- EXTRACTED RECORDS
====
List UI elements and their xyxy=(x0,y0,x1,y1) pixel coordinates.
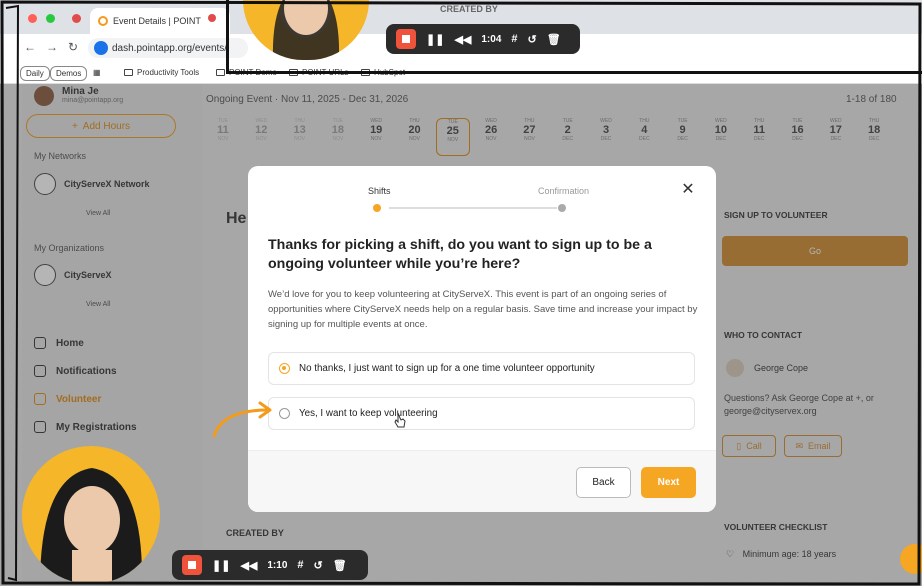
chat-bubble-button[interactable] xyxy=(900,544,922,574)
step-shifts-dot xyxy=(373,204,381,212)
back-button[interactable]: Back xyxy=(576,467,631,498)
option-one-time-label: No thanks, I just want to sign up for a … xyxy=(299,363,595,374)
trash-icon[interactable]: 🗑 xyxy=(547,33,561,46)
step-confirmation: Confirmation xyxy=(538,186,590,196)
option-keep-volunteering-label: Yes, I want to keep volunteering xyxy=(299,408,438,419)
pause-icon[interactable]: ❚❚ xyxy=(212,559,230,572)
stepper-line xyxy=(389,207,557,209)
stop-recording-button[interactable] xyxy=(396,29,416,49)
maximize-window-icon[interactable] xyxy=(46,14,55,23)
site-info-icon[interactable] xyxy=(94,41,108,55)
address-bar[interactable]: dash.pointapp.org/events/ xyxy=(88,38,248,58)
close-icon[interactable]: ✕ xyxy=(680,182,696,198)
rewind-icon[interactable]: ◀◀ xyxy=(454,33,471,46)
tab-title: Event Details | POINT xyxy=(113,16,201,26)
bookmark-demos[interactable]: Demos xyxy=(50,66,88,81)
grid-icon[interactable]: # xyxy=(297,559,303,571)
trash-icon[interactable]: 🗑 xyxy=(333,559,347,572)
bookmark-daily[interactable]: Daily xyxy=(20,66,50,81)
close-window-icon[interactable] xyxy=(28,14,37,23)
apps-grid-icon[interactable]: ▦ xyxy=(93,68,101,77)
radio-selected[interactable] xyxy=(279,363,290,374)
top-recorder-toolbar: ❚❚ ◀◀ 1:04 # ↺ 🗑 xyxy=(386,24,580,54)
folder-icon xyxy=(124,69,133,76)
recording-time: 1:10 xyxy=(267,559,288,571)
annotation-arrow-icon xyxy=(212,401,272,438)
grid-icon[interactable]: # xyxy=(511,33,517,45)
bookmark-productivity-tools[interactable]: Productivity Tools xyxy=(124,68,199,77)
modal-title: Thanks for picking a shift, do you want … xyxy=(268,237,652,272)
pause-icon[interactable]: ❚❚ xyxy=(426,33,444,46)
back-arrow-icon[interactable]: ← xyxy=(24,40,36,54)
step-shifts: Shifts xyxy=(368,186,391,196)
ongoing-volunteer-modal: Shifts Confirmation ✕ Thanks for picking… xyxy=(248,166,716,512)
step-confirmation-dot xyxy=(558,204,566,212)
next-button[interactable]: Next xyxy=(641,467,696,498)
recording-time: 1:04 xyxy=(481,33,502,45)
bottom-webcam-bubble xyxy=(22,446,160,584)
record-indicator-icon xyxy=(72,14,81,23)
reload-icon[interactable]: ↻ xyxy=(68,40,78,54)
bottom-recorder-toolbar: ❚❚ ◀◀ 1:10 # ↺ 🗑 xyxy=(172,550,368,580)
folder-icon xyxy=(216,69,225,76)
radio-unselected[interactable] xyxy=(279,408,290,419)
mouse-pointer-icon xyxy=(394,412,406,428)
point-favicon-icon xyxy=(98,16,108,26)
tab-close-icon[interactable] xyxy=(208,14,216,22)
rewind-icon[interactable]: ◀◀ xyxy=(240,559,257,572)
modal-description: We’d love for you to keep volunteering a… xyxy=(268,289,698,330)
forward-arrow-icon[interactable]: → xyxy=(46,40,58,54)
presenter-face-icon xyxy=(40,468,143,584)
option-keep-volunteering[interactable]: Yes, I want to keep volunteering xyxy=(268,397,695,430)
restart-icon[interactable]: ↺ xyxy=(314,559,323,572)
option-one-time[interactable]: No thanks, I just want to sign up for a … xyxy=(268,352,695,385)
stop-recording-button[interactable] xyxy=(182,555,202,575)
restart-icon[interactable]: ↺ xyxy=(528,33,537,46)
url-text: dash.pointapp.org/events/ xyxy=(112,42,228,54)
bookmark-label: Productivity Tools xyxy=(137,68,200,77)
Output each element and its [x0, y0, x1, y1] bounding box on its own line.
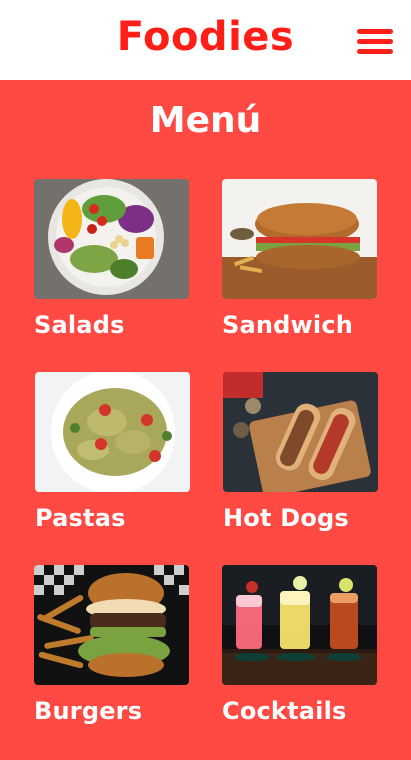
salad-bowl-image[interactable]: [34, 179, 189, 299]
category-grid: Salads Sandwich Pastas Hot Dogs Burgers …: [0, 0, 411, 760]
category-card-burgers[interactable]: Burgers: [34, 565, 194, 725]
category-label[interactable]: Cocktails: [222, 697, 382, 725]
category-label[interactable]: Salads: [34, 311, 194, 339]
category-card-hot-dogs[interactable]: Hot Dogs: [223, 372, 383, 532]
category-card-cocktails[interactable]: Cocktails: [222, 565, 382, 725]
category-card-salads[interactable]: Salads: [34, 179, 194, 339]
category-card-sandwich[interactable]: Sandwich: [222, 179, 382, 339]
category-label[interactable]: Hot Dogs: [223, 504, 383, 532]
sandwich-image[interactable]: [222, 179, 377, 299]
pasta-image[interactable]: [35, 372, 190, 492]
category-label[interactable]: Sandwich: [222, 311, 382, 339]
category-label[interactable]: Burgers: [34, 697, 194, 725]
cocktails-image[interactable]: [222, 565, 377, 685]
category-card-pastas[interactable]: Pastas: [35, 372, 195, 532]
category-label[interactable]: Pastas: [35, 504, 195, 532]
hot-dogs-image[interactable]: [223, 372, 378, 492]
burger-fries-image[interactable]: [34, 565, 189, 685]
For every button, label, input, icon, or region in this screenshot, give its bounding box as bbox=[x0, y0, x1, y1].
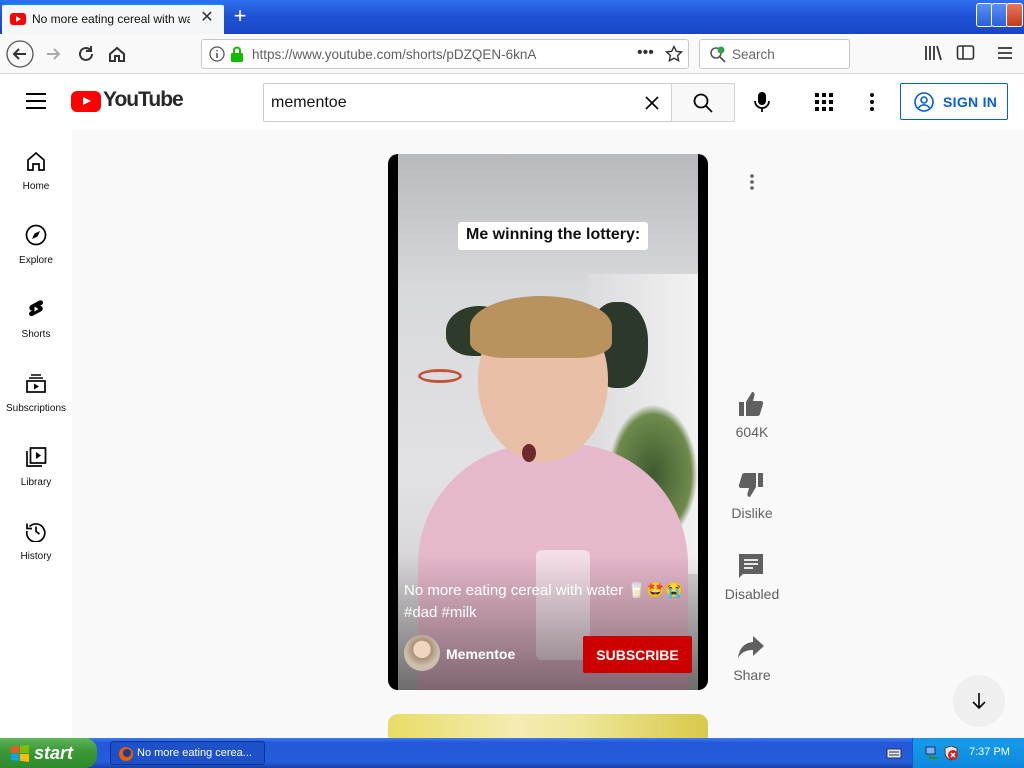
====
- WHAT YOU NEED TO DO
Reproduce every line of the listing above word for word, in the same order, leaving out the pictures.

- SOLUTION TO THIS TASK
List UI elements and their xyxy=(x0,y0,x1,y1) pixel coordinates.
chat-bubble-button[interactable] xyxy=(900,544,922,574)
step-shifts-dot xyxy=(373,204,381,212)
back-button[interactable]: Back xyxy=(576,467,631,498)
option-one-time-label: No thanks, I just want to sign up for a … xyxy=(299,363,595,374)
trash-icon[interactable]: 🗑 xyxy=(547,33,561,46)
step-confirmation: Confirmation xyxy=(538,186,590,196)
option-keep-volunteering-label: Yes, I want to keep volunteering xyxy=(299,408,438,419)
pause-icon[interactable]: ❚❚ xyxy=(212,559,230,572)
stepper-line xyxy=(389,207,557,209)
stop-recording-button[interactable] xyxy=(396,29,416,49)
maximize-window-icon[interactable] xyxy=(46,14,55,23)
site-info-icon[interactable] xyxy=(94,41,108,55)
address-bar[interactable]: dash.pointapp.org/events/ xyxy=(88,38,248,58)
close-icon[interactable]: ✕ xyxy=(680,182,696,198)
rewind-icon[interactable]: ◀◀ xyxy=(454,33,471,46)
tab-title: Event Details | POINT xyxy=(113,16,201,26)
bookmark-demos[interactable]: Demos xyxy=(50,66,88,81)
grid-icon[interactable]: # xyxy=(297,559,303,571)
trash-icon[interactable]: 🗑 xyxy=(333,559,347,572)
bookmark-daily[interactable]: Daily xyxy=(20,66,50,81)
close-window-icon[interactable] xyxy=(28,14,37,23)
apps-grid-icon[interactable]: ▦ xyxy=(93,68,101,77)
radio-selected[interactable] xyxy=(279,363,290,374)
top-recorder-toolbar: ❚❚ ◀◀ 1:04 # ↺ 🗑 xyxy=(386,24,580,54)
folder-icon xyxy=(124,69,133,76)
recording-time: 1:10 xyxy=(267,559,288,571)
annotation-arrow-icon xyxy=(212,401,272,438)
grid-icon[interactable]: # xyxy=(511,33,517,45)
bookmark-productivity-tools[interactable]: Productivity Tools xyxy=(124,68,199,77)
modal-title: Thanks for picking a shift, do you want … xyxy=(268,237,652,272)
pause-icon[interactable]: ❚❚ xyxy=(426,33,444,46)
back-arrow-icon[interactable]: ← xyxy=(24,40,36,54)
step-shifts: Shifts xyxy=(368,186,391,196)
ongoing-volunteer-modal: Shifts Confirmation ✕ Thanks for picking… xyxy=(248,166,716,512)
step-confirmation-dot xyxy=(558,204,566,212)
next-button[interactable]: Next xyxy=(641,467,696,498)
recording-time: 1:04 xyxy=(481,33,502,45)
bottom-webcam-bubble xyxy=(22,446,160,584)
record-indicator-icon xyxy=(72,14,81,23)
reload-icon[interactable]: ↻ xyxy=(68,40,78,54)
bottom-recorder-toolbar: ❚❚ ◀◀ 1:10 # ↺ 🗑 xyxy=(172,550,368,580)
folder-icon xyxy=(216,69,225,76)
radio-unselected[interactable] xyxy=(279,408,290,419)
mouse-pointer-icon xyxy=(394,412,406,428)
point-favicon-icon xyxy=(98,16,108,26)
tab-close-icon[interactable] xyxy=(208,14,216,22)
rewind-icon[interactable]: ◀◀ xyxy=(240,559,257,572)
modal-description: We’d love for you to keep volunteering a… xyxy=(268,289,698,330)
forward-arrow-icon[interactable]: → xyxy=(46,40,58,54)
presenter-face-icon xyxy=(40,468,143,584)
option-keep-volunteering[interactable]: Yes, I want to keep volunteering xyxy=(268,397,695,430)
restart-icon[interactable]: ↺ xyxy=(314,559,323,572)
option-one-time[interactable]: No thanks, I just want to sign up for a … xyxy=(268,352,695,385)
stop-recording-button[interactable] xyxy=(182,555,202,575)
restart-icon[interactable]: ↺ xyxy=(528,33,537,46)
url-text: dash.pointapp.org/events/ xyxy=(112,42,228,54)
bookmark-label: Productivity Tools xyxy=(137,68,200,77)
Output each element and its [x0, y0, x1, y1] bounding box on its own line.
salad-bowl-image[interactable]: [34, 179, 189, 299]
category-grid: Salads Sandwich Pastas Hot Dogs Burgers …: [0, 0, 411, 760]
category-card-burgers[interactable]: Burgers: [34, 565, 194, 725]
category-label[interactable]: Cocktails: [222, 697, 382, 725]
category-label[interactable]: Salads: [34, 311, 194, 339]
category-card-hot-dogs[interactable]: Hot Dogs: [223, 372, 383, 532]
category-card-cocktails[interactable]: Cocktails: [222, 565, 382, 725]
category-card-salads[interactable]: Salads: [34, 179, 194, 339]
category-card-sandwich[interactable]: Sandwich: [222, 179, 382, 339]
category-label[interactable]: Hot Dogs: [223, 504, 383, 532]
sandwich-image[interactable]: [222, 179, 377, 299]
pasta-image[interactable]: [35, 372, 190, 492]
category-label[interactable]: Sandwich: [222, 311, 382, 339]
category-label[interactable]: Burgers: [34, 697, 194, 725]
cocktails-image[interactable]: [222, 565, 377, 685]
category-card-pastas[interactable]: Pastas: [35, 372, 195, 532]
category-label[interactable]: Pastas: [35, 504, 195, 532]
hot-dogs-image[interactable]: [223, 372, 378, 492]
burger-fries-image[interactable]: [34, 565, 189, 685]
For every button, label, input, icon, or region in this screenshot, give its bounding box as bbox=[x0, y0, x1, y1].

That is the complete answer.